* **What is being asked**
Wherever a line below holds the word "grid", copy that line.

Records from a collection
--*--
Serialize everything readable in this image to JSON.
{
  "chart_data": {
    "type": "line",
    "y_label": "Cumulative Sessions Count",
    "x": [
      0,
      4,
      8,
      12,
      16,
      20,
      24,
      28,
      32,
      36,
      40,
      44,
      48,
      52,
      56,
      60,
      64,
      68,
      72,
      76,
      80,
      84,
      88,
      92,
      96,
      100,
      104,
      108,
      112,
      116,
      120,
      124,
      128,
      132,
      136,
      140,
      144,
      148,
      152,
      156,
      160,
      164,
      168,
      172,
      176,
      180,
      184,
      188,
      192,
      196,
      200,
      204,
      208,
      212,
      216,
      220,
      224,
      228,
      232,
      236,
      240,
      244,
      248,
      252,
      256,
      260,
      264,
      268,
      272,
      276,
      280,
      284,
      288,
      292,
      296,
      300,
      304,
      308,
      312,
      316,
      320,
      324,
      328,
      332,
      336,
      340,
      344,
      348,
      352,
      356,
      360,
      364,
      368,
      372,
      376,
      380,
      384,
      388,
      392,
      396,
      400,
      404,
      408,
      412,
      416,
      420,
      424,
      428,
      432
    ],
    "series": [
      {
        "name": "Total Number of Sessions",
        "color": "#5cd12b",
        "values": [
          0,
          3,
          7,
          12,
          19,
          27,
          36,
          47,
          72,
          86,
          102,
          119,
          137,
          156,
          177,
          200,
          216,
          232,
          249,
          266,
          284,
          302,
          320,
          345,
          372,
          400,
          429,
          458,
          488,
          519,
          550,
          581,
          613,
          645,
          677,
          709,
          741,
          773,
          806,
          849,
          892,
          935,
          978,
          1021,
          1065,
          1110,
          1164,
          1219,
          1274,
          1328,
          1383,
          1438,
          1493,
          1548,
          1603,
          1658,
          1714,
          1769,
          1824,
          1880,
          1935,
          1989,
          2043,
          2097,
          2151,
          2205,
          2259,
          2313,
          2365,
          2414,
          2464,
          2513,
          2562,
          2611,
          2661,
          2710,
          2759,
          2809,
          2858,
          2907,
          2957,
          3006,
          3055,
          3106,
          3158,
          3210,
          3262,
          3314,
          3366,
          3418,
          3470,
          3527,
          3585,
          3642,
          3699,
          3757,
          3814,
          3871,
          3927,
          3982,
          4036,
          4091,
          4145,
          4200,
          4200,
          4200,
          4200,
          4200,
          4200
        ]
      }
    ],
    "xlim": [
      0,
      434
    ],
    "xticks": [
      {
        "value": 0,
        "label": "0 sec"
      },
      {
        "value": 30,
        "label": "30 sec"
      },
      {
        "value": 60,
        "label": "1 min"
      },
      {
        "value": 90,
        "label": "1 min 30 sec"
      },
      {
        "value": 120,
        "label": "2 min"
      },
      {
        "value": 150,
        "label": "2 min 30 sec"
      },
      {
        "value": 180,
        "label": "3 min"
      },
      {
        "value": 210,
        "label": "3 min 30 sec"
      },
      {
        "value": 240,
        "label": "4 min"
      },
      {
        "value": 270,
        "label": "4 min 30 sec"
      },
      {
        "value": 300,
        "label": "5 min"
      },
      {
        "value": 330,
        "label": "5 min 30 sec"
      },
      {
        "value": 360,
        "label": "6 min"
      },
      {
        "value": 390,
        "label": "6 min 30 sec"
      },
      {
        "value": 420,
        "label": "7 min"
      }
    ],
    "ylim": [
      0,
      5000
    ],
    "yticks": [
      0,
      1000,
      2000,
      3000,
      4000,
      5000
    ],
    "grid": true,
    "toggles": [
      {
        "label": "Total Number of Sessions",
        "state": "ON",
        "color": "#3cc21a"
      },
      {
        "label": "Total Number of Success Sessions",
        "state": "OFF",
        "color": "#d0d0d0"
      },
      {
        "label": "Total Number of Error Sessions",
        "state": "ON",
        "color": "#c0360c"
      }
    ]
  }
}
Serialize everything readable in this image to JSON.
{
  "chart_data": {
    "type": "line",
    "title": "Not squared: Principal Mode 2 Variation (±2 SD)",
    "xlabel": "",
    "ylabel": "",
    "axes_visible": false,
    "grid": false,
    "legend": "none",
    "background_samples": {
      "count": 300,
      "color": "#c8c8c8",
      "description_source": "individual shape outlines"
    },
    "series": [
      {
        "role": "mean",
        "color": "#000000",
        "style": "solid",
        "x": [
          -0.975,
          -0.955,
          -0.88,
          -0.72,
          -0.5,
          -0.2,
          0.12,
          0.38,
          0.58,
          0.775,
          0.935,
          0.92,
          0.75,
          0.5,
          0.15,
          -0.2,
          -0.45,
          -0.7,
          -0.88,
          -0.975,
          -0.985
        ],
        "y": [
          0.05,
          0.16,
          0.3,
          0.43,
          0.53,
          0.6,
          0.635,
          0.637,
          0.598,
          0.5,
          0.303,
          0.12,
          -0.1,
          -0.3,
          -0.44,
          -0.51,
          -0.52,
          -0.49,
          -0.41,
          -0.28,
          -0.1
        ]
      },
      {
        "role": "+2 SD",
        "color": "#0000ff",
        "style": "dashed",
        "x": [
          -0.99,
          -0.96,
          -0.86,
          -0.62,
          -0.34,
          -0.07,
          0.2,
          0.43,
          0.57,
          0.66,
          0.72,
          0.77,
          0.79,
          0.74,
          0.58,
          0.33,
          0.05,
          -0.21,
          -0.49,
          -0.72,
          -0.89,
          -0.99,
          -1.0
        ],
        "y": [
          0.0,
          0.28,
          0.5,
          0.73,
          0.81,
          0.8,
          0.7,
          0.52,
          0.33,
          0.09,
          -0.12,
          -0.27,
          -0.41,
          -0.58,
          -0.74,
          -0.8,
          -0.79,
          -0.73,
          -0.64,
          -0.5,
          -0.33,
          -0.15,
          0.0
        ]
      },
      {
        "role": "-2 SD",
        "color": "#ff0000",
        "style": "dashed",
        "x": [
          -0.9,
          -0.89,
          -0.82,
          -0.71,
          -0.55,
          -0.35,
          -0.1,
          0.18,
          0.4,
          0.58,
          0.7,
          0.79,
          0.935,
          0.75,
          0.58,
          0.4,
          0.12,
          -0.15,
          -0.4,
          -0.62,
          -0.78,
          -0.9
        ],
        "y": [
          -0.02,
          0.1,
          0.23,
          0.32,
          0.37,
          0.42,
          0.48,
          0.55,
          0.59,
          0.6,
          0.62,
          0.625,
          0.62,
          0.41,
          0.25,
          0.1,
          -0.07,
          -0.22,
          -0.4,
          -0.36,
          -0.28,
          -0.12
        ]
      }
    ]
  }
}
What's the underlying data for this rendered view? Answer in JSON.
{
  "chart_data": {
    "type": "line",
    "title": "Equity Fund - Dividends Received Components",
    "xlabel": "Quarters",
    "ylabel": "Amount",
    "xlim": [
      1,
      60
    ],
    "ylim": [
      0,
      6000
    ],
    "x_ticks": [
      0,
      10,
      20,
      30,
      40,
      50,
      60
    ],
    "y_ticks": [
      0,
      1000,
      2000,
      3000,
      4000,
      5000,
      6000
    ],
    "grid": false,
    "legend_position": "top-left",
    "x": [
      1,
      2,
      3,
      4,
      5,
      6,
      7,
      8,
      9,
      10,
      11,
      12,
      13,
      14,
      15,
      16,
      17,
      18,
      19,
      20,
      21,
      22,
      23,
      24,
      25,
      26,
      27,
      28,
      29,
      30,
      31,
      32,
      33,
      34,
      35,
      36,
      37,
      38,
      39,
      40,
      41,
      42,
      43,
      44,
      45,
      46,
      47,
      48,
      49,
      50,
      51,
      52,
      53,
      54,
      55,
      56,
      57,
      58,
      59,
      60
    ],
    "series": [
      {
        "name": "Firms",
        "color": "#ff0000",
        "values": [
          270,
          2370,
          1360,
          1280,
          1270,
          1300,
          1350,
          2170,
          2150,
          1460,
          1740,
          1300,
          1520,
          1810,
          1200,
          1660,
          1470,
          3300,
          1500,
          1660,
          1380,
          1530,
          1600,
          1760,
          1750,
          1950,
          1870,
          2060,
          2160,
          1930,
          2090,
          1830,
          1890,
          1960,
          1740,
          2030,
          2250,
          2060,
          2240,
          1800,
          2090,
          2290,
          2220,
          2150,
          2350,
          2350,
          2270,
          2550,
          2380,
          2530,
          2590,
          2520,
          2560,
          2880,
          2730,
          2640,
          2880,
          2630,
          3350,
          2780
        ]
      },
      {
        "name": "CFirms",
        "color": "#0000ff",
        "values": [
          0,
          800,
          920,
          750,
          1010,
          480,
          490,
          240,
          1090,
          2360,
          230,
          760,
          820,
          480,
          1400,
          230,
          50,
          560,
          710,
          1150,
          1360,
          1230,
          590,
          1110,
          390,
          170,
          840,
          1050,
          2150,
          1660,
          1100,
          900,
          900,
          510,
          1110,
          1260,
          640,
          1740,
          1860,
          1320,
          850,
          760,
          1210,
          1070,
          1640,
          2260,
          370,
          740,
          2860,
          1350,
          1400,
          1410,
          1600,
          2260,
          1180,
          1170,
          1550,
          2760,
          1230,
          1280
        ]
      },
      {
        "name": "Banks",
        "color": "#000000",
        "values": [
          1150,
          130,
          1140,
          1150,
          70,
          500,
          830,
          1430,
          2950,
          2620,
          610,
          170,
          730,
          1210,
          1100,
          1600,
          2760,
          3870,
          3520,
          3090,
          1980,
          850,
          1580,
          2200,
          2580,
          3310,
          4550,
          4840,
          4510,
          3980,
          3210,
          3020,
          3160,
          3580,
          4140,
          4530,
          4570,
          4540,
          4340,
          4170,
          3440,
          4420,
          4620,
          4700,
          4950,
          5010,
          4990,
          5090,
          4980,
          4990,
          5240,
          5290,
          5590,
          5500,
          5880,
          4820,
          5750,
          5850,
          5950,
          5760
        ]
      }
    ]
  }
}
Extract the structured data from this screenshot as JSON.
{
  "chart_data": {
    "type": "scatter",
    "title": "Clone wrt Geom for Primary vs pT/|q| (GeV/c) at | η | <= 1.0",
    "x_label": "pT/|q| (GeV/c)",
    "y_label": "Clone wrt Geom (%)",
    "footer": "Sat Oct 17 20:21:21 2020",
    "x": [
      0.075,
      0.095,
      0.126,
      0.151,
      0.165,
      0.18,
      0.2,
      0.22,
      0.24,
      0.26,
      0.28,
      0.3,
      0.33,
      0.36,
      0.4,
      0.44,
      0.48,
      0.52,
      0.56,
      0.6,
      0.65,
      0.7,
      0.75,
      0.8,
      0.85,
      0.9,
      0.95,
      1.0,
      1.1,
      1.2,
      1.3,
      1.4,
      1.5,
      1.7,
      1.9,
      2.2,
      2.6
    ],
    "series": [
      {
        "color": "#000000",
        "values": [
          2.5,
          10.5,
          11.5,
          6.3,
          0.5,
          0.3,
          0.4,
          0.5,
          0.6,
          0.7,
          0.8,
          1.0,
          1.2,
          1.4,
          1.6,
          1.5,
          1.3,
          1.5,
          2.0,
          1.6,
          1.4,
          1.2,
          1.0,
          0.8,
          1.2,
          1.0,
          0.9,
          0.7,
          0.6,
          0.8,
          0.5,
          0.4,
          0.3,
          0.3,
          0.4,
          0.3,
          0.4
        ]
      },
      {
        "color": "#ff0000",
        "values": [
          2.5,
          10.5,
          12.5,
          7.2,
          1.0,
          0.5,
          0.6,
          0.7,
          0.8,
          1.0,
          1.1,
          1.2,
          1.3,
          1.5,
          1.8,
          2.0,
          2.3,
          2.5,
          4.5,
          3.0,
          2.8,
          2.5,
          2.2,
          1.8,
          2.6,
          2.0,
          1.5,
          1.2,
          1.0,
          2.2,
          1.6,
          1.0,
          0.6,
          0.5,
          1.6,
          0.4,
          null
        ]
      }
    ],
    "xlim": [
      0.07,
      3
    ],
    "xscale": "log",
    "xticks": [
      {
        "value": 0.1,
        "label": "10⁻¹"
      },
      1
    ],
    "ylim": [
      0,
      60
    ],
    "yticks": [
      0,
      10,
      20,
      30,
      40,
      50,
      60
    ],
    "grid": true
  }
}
--*--
* **Exercise result**
    "grid": true,
    "grid": false,
    "grid": false,
    "grid": true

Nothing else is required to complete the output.